## Stated exercise
Reproduce all entries precisely, down to the last character.

## Information provided
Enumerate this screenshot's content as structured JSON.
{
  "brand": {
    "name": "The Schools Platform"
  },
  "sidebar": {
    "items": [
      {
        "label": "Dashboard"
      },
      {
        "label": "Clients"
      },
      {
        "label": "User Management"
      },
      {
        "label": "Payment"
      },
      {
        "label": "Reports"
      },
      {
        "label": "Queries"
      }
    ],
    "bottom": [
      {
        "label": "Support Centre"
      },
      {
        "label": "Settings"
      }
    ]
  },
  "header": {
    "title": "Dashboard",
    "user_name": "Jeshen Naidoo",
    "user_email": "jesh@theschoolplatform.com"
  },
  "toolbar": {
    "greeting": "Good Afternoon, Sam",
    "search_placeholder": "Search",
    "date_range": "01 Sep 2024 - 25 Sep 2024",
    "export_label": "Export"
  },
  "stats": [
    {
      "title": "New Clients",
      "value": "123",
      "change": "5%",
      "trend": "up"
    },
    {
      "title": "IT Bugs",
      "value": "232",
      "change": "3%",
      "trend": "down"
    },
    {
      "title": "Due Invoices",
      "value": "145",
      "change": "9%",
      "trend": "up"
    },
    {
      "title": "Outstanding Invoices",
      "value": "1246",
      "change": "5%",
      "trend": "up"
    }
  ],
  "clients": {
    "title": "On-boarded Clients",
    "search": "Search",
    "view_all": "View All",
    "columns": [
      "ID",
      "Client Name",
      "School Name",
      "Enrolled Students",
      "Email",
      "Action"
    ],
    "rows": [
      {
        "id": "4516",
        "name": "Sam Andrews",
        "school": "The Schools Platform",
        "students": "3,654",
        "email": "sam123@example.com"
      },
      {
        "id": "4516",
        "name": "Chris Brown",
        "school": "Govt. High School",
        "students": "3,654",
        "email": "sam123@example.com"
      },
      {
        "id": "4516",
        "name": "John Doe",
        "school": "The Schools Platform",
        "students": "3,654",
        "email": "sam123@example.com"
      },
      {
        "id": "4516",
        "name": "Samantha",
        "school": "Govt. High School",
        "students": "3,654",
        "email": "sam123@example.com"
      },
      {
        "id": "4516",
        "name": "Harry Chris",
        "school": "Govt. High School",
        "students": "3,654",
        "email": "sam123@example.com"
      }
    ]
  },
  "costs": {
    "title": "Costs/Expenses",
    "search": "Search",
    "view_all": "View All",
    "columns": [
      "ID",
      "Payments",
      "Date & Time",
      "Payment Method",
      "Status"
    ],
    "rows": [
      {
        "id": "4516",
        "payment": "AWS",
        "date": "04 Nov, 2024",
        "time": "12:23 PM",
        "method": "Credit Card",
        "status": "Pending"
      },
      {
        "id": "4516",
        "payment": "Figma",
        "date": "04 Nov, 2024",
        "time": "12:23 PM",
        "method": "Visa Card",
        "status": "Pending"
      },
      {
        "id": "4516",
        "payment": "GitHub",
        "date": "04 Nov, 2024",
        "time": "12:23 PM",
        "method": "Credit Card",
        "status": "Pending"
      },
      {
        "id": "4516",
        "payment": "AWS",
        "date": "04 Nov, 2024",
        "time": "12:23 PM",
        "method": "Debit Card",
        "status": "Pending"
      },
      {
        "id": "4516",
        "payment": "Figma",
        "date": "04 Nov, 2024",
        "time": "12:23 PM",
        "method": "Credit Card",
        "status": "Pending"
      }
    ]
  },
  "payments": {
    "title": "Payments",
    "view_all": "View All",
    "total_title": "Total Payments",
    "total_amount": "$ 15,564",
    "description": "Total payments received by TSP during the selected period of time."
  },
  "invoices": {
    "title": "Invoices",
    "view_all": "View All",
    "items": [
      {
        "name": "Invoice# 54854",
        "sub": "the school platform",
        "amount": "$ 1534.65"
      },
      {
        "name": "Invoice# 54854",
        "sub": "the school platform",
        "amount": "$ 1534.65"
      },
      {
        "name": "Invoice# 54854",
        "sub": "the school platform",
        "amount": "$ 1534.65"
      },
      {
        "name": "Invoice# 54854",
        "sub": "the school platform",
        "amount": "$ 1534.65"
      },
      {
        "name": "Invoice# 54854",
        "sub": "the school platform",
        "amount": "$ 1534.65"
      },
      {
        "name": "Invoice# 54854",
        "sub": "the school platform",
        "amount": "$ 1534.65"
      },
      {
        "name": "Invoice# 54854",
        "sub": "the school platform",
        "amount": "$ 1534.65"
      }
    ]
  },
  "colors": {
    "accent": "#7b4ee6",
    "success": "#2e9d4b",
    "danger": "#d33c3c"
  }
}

## Exercise response
Enumerate this screenshot's content as structured JSON.
{
  "brand": {
    "name": "The Schools Platform"
  },
  "sidebar": {
    "items": [
      {
        "label": "Dashboard"
      },
      {
        "label": "Clients"
      },
      {
        "label": "User Management"
      },
      {
        "label": "Payment"
      },
      {
        "label": "Reports"
      },
      {
        "label": "Queries"
      }
    ],
    "bottom": [
      {
        "label": "Support Centre"
      },
      {
        "label": "Settings"
      }
    ]
  },
  "header": {
    "title": "Dashboard",
    "user_name": "Jeshen Naidoo",
    "user_email": "jesh@theschoolplatform.com"
  },
  "toolbar": {
    "greeting": "Good Afternoon, Sam",
    "search_placeholder": "Search",
    "date_range": "01 Sep 2024 - 25 Sep 2024",
    "export_label": "Export"
  },
  "stats": [
    {
      "title": "New Clients",
      "value": "123",
      "change": "5%",
      "trend": "up"
    },
    {
      "title": "IT Bugs",
      "value": "232",
      "change": "3%",
      "trend": "down"
    },
    {
      "title": "Due Invoices",
      "value": "145",
      "change": "9%",
      "trend": "up"
    },
    {
      "title": "Outstanding Invoices",
      "value": "1246",
      "change": "5%",
      "trend": "up"
    }
  ],
  "clients": {
    "title": "On-boarded Clients",
    "search": "Search",
    "view_all": "View All",
    "columns": [
      "ID",
      "Client Name",
      "School Name",
      "Enrolled Students",
      "Email",
      "Action"
    ],
    "rows": [
      {
        "id": "4516",
        "name": "Sam Andrews",
        "school": "The Schools Platform",
        "students": "3,654",
        "email": "sam123@example.com"
      },
      {
        "id": "4516",
        "name": "Chris Brown",
        "school": "Govt. High School",
        "students": "3,654",
        "email": "sam123@example.com"
      },
      {
        "id": "4516",
        "name": "John Doe",
        "school": "The Schools Platform",
        "students": "3,654",
        "email": "sam123@example.com"
      },
      {
        "id": "4516",
        "name": "Samantha",
        "school": "Govt. High School",
        "students": "3,654",
        "email": "sam123@example.com"
      },
      {
        "id": "4516",
        "name": "Harry Chris",
        "school": "Govt. High School",
        "students": "3,654",
        "email": "sam123@example.com"
      }
    ]
  },
  "costs": {
    "title": "Costs/Expenses",
    "search": "Search",
    "view_all": "View All",
    "columns": [
      "ID",
      "Payments",
      "Date & Time",
      "Payment Method",
      "Status"
    ],
    "rows": [
      {
        "id": "4516",
        "payment": "AWS",
        "date": "04 Nov, 2024",
        "time": "12:23 PM",
        "method": "Credit Card",
        "status": "Pending"
      },
      {
        "id": "4516",
        "payment": "Figma",
        "date": "04 Nov, 2024",
        "time": "12:23 PM",
        "method": "Visa Card",
        "status": "Pending"
      },
      {
        "id": "4516",
        "payment": "GitHub",
        "date": "04 Nov, 2024",
        "time": "12:23 PM",
        "method": "Credit Card",
        "status": "Pending"
      },
      {
        "id": "4516",
        "payment": "AWS",
        "date": "04 Nov, 2024",
        "time": "12:23 PM",
        "method": "Debit Card",
        "status": "Pending"
      },
      {
        "id": "4516",
        "payment": "Figma",
        "date": "04 Nov, 2024",
        "time": "12:23 PM",
        "method": "Credit Card",
        "status": "Pending"
      }
    ]
  },
  "payments": {
    "title": "Payments",
    "view_all": "View All",
    "total_title": "Total Payments",
    "total_amount": "$ 15,564",
    "description": "Total payments received by TSP during the selected period of time."
  },
  "invoices": {
    "title": "Invoices",
    "view_all": "View All",
    "items": [
      {
        "name": "Invoice# 54854",
        "sub": "the school platform",
        "amount": "$ 1534.65"
      },
      {
        "name": "Invoice# 54854",
        "sub": "the school platform",
        "amount": "$ 1534.65"
      },
      {
        "name": "Invoice# 54854",
        "sub": "the school platform",
        "amount": "$ 1534.65"
      },
      {
        "name": "Invoice# 54854",
        "sub": "the school platform",
        "amount": "$ 1534.65"
      },
      {
        "name": "Invoice# 54854",
        "sub": "the school platform",
        "amount": "$ 1534.65"
      },
      {
        "name": "Invoice# 54854",
        "sub": "the school platform",
        "amount": "$ 1534.65"
      },
      {
        "name": "Invoice# 54854",
        "sub": "the school platform",
        "amount": "$ 1534.65"
      }
    ]
  },
  "colors": {
    "accent": "#7b4ee6",
    "success": "#2e9d4b",
    "danger": "#d33c3c"
  }
}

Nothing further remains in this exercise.